* What the task requires: Search the material for the word "privativas" and report each line where it turns up.

====== Provided data

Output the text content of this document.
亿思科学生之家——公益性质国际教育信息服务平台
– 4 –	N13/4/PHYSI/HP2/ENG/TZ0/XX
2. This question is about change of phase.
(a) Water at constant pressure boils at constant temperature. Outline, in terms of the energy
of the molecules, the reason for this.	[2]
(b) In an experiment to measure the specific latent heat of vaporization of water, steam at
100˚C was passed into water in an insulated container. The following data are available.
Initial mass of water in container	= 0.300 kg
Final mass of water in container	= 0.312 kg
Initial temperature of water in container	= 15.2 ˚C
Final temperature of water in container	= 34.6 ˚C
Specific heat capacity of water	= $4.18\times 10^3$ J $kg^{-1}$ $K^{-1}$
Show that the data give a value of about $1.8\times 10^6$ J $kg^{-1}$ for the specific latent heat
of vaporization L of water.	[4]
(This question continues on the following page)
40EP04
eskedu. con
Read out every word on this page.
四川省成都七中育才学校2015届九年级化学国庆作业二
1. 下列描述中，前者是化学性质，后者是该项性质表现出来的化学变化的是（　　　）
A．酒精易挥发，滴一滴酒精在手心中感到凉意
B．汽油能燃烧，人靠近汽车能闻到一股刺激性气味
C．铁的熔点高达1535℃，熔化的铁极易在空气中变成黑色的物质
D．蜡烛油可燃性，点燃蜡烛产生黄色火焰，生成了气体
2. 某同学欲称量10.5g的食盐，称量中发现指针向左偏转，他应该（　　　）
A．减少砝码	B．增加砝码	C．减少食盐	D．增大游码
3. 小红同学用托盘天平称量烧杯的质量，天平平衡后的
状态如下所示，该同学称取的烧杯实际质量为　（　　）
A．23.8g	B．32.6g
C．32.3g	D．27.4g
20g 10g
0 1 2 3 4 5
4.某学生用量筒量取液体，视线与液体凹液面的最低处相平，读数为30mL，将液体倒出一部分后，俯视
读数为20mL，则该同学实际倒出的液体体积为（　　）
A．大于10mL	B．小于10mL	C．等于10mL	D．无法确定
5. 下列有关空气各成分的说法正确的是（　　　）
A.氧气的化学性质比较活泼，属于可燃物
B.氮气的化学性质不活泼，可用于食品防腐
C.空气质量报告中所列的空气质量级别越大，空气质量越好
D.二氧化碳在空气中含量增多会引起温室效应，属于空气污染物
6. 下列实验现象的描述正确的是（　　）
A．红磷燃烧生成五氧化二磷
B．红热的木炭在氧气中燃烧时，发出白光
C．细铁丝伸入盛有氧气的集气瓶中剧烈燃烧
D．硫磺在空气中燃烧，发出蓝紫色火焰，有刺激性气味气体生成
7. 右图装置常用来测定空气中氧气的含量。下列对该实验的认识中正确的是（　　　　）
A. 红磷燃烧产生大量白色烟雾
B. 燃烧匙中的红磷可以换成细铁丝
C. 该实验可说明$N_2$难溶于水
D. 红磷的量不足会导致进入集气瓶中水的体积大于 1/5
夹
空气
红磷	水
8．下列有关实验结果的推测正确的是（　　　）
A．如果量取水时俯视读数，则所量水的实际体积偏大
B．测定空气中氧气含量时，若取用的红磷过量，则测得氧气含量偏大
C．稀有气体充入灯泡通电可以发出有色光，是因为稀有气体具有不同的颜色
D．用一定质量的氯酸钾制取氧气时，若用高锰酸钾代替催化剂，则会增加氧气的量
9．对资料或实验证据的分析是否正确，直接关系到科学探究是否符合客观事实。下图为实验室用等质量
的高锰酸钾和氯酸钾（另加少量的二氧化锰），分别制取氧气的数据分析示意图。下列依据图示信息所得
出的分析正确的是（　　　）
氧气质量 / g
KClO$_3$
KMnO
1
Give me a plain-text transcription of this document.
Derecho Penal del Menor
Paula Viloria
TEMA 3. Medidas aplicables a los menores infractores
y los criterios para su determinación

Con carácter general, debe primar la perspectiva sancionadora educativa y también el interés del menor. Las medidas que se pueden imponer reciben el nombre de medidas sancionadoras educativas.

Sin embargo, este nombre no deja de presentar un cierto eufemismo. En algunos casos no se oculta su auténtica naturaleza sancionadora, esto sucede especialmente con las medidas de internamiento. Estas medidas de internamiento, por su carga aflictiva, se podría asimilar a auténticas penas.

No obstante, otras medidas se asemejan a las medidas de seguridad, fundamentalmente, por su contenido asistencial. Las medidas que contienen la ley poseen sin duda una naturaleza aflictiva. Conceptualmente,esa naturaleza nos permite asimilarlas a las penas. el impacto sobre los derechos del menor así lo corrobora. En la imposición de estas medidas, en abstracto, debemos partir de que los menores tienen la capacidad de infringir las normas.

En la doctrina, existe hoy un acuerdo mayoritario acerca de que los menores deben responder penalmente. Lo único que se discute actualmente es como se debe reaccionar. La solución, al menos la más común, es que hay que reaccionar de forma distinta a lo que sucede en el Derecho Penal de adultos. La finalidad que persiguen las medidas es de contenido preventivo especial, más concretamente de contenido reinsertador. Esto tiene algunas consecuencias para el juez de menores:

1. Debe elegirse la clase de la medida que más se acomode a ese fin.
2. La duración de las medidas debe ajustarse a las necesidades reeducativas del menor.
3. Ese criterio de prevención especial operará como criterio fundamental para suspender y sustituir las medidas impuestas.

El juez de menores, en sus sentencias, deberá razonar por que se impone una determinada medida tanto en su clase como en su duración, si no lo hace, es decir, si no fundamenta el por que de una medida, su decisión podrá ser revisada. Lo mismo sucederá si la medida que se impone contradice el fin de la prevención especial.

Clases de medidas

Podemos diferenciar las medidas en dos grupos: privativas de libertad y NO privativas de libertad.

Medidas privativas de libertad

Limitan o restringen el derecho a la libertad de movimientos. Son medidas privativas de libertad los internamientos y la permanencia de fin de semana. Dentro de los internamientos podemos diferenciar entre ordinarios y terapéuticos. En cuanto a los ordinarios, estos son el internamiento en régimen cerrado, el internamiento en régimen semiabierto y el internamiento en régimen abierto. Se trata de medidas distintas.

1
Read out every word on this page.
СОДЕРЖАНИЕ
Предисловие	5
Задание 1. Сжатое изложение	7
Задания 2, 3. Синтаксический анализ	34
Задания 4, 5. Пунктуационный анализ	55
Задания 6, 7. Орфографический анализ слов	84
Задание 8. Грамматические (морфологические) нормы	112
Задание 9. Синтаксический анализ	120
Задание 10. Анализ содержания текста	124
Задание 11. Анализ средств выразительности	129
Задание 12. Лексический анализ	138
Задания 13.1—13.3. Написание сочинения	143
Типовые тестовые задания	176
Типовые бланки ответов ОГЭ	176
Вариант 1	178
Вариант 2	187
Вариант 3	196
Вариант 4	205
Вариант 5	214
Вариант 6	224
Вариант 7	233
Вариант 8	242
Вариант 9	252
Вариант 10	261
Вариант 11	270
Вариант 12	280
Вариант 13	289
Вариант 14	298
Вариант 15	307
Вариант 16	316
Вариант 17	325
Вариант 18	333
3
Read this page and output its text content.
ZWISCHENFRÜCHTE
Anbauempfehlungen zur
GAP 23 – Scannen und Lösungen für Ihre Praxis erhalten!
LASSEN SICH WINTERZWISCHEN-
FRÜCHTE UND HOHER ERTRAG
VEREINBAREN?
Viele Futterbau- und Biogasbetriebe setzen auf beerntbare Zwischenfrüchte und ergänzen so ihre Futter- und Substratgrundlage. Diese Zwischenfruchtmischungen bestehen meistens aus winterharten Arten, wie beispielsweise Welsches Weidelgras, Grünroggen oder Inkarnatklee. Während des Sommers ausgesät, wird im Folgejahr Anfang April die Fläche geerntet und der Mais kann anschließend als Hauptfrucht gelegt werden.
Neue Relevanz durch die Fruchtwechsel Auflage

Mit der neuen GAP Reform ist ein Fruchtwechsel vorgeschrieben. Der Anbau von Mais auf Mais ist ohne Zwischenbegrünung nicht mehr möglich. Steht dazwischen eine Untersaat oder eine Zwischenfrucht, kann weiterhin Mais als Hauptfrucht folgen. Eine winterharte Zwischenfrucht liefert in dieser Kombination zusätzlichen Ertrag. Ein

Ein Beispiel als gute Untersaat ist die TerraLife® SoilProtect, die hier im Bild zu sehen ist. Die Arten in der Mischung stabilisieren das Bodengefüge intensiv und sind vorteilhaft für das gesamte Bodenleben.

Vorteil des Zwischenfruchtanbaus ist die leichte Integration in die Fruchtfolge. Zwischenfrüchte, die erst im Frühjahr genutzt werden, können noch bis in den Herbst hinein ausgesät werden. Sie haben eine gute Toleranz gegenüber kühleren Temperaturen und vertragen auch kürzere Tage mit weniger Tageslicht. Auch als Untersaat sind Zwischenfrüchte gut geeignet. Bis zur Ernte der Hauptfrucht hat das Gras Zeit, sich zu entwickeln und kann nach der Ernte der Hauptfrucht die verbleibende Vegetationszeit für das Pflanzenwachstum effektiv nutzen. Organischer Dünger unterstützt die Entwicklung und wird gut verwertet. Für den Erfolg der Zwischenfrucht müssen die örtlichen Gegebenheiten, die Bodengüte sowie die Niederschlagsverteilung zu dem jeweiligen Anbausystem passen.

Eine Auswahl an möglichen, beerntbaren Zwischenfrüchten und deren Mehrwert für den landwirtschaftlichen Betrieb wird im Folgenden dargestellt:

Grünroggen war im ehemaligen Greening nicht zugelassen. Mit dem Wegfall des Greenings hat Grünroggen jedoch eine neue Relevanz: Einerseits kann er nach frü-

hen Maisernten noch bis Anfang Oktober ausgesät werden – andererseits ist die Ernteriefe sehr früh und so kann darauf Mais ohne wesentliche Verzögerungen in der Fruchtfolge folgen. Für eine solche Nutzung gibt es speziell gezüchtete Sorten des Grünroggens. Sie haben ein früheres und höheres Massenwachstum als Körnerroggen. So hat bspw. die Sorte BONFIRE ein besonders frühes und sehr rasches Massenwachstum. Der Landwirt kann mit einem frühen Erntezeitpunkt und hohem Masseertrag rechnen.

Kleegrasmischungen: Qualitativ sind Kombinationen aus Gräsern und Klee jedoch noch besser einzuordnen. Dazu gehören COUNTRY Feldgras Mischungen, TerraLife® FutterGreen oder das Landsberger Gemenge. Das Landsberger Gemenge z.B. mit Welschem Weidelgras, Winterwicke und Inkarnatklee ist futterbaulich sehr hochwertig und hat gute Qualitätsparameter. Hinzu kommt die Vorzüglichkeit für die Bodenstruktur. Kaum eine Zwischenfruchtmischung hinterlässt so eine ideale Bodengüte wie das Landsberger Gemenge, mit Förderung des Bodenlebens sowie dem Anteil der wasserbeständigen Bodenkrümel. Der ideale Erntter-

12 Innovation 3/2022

============

* Final result:
Podemos diferenciar las medidas en dos grupos: privativas de libertad y NO privativas de libertad.
Medidas privativas de libertad
Limitan o restringen el derecho a la libertad de movimientos. Son medidas privativas de libertad los internamientos y la permanencia de fin de semana. Dentro de los internamientos podemos diferenciar entre ordinarios y terapéuticos. En cuanto a los ordinarios, estos son el internamiento en régimen cerrado, el internamiento en régimen semiabierto y el internamiento en régimen abierto. Se trata de medidas distintas.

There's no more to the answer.